* What is being asked:
Search the data below for the word "troppo" and copy each line that holds it.

* Input rows:
———

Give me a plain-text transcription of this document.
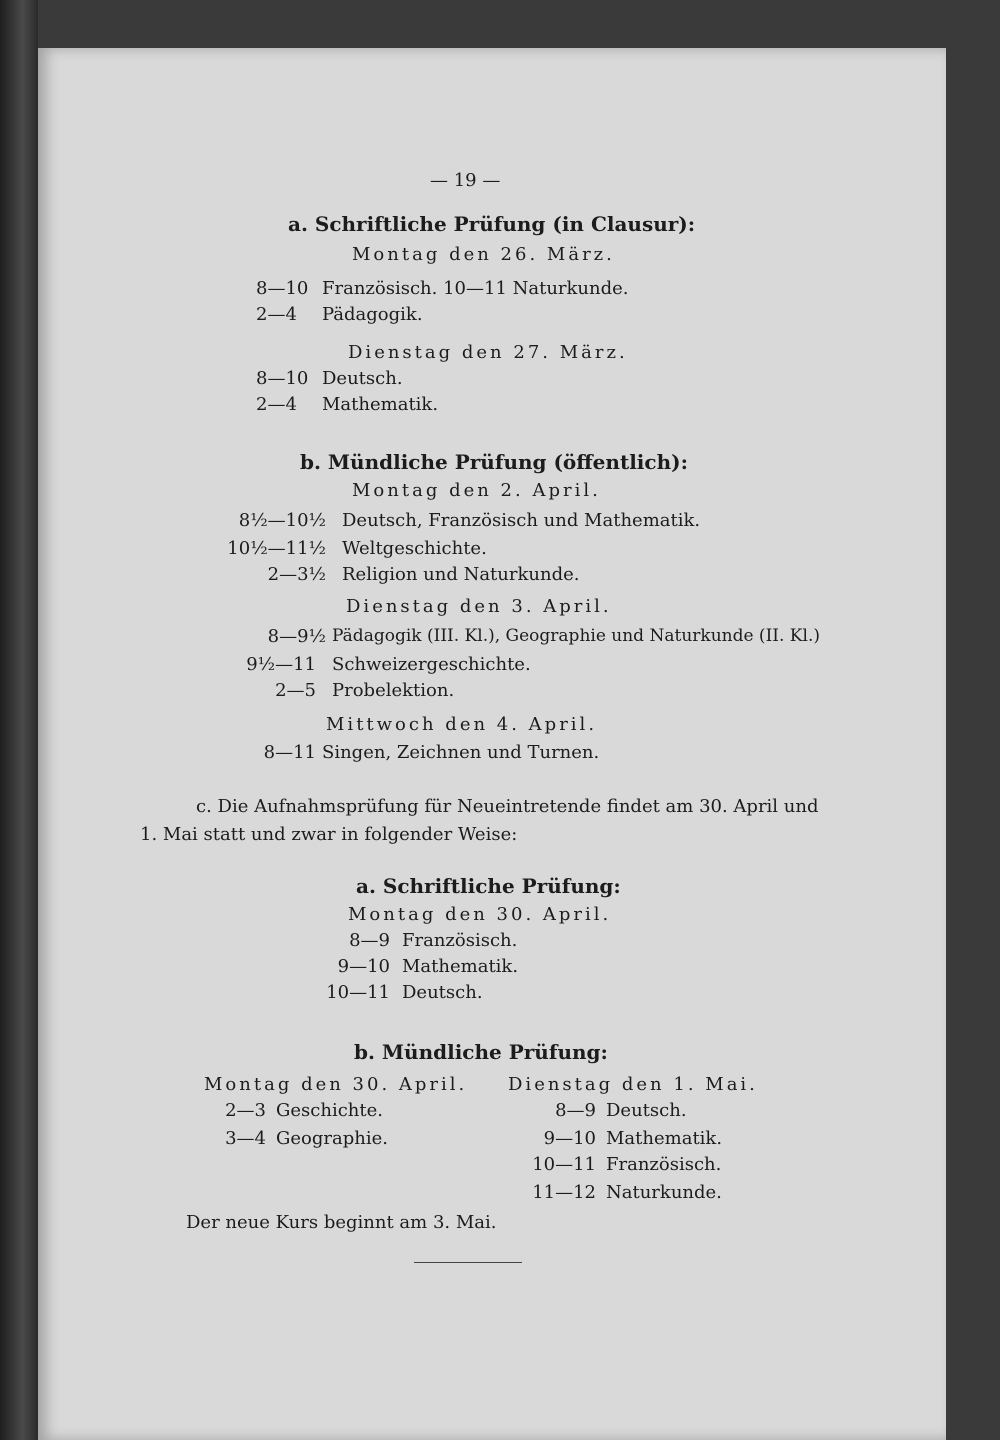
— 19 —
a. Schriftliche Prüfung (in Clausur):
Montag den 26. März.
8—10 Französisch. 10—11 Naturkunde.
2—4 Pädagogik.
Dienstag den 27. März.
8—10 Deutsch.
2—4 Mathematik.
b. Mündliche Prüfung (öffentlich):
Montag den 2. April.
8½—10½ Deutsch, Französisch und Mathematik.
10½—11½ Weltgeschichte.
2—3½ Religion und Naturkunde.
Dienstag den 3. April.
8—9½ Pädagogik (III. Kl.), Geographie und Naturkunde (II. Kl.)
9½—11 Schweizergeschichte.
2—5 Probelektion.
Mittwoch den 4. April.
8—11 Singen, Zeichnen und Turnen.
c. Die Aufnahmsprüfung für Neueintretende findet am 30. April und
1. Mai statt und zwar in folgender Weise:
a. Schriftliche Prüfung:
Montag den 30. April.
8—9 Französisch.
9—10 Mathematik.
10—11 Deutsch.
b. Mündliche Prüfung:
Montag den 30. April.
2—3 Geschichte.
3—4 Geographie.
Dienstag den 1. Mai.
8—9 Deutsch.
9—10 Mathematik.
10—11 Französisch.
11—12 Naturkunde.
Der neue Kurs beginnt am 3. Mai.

———

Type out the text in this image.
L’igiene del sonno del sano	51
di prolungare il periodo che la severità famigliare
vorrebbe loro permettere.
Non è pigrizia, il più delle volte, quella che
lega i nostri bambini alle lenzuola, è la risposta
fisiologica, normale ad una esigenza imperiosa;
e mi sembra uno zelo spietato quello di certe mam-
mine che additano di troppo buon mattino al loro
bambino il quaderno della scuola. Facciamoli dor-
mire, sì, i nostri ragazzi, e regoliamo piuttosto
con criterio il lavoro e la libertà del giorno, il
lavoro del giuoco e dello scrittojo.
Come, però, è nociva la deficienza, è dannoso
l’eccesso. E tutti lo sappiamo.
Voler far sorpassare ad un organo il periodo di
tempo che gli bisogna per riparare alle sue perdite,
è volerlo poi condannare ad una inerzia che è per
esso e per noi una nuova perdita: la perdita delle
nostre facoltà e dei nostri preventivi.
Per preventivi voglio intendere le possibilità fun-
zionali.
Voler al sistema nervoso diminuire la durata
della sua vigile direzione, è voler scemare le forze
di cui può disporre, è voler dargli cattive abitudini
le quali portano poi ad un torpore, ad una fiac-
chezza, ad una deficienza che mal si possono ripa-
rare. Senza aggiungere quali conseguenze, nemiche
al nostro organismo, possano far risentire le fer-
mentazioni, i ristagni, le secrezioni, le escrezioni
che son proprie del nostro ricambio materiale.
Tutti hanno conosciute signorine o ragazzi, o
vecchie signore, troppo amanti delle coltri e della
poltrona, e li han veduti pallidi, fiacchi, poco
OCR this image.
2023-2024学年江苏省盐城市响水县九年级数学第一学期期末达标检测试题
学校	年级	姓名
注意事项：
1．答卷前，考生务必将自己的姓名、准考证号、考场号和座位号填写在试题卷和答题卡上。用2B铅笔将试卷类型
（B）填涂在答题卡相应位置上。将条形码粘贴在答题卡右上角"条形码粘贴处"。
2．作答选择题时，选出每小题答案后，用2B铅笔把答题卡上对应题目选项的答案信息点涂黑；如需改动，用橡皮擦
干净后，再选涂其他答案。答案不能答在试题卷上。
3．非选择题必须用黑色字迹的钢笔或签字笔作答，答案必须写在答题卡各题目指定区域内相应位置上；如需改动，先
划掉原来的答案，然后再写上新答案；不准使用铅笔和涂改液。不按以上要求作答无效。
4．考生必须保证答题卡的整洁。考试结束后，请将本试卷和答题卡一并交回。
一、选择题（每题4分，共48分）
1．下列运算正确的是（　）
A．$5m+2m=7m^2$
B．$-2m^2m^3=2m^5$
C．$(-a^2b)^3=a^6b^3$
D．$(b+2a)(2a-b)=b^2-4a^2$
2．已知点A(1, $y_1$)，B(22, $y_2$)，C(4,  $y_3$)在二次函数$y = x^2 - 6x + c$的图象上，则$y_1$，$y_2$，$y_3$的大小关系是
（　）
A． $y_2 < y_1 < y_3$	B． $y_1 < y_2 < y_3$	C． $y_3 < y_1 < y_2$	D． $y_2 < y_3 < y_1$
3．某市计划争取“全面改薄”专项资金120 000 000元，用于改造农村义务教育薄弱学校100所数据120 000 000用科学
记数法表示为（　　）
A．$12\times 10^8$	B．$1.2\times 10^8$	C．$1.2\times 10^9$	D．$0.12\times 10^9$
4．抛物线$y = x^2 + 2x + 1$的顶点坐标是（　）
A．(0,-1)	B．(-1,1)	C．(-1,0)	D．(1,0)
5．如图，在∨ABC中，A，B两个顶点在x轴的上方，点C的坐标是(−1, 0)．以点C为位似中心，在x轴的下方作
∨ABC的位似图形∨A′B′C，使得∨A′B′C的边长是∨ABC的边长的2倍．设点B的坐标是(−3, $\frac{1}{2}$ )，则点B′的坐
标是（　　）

———

* Task answer:
mine che additano di troppo buon mattino al loro
vecchie signore, troppo amanti delle coltri e della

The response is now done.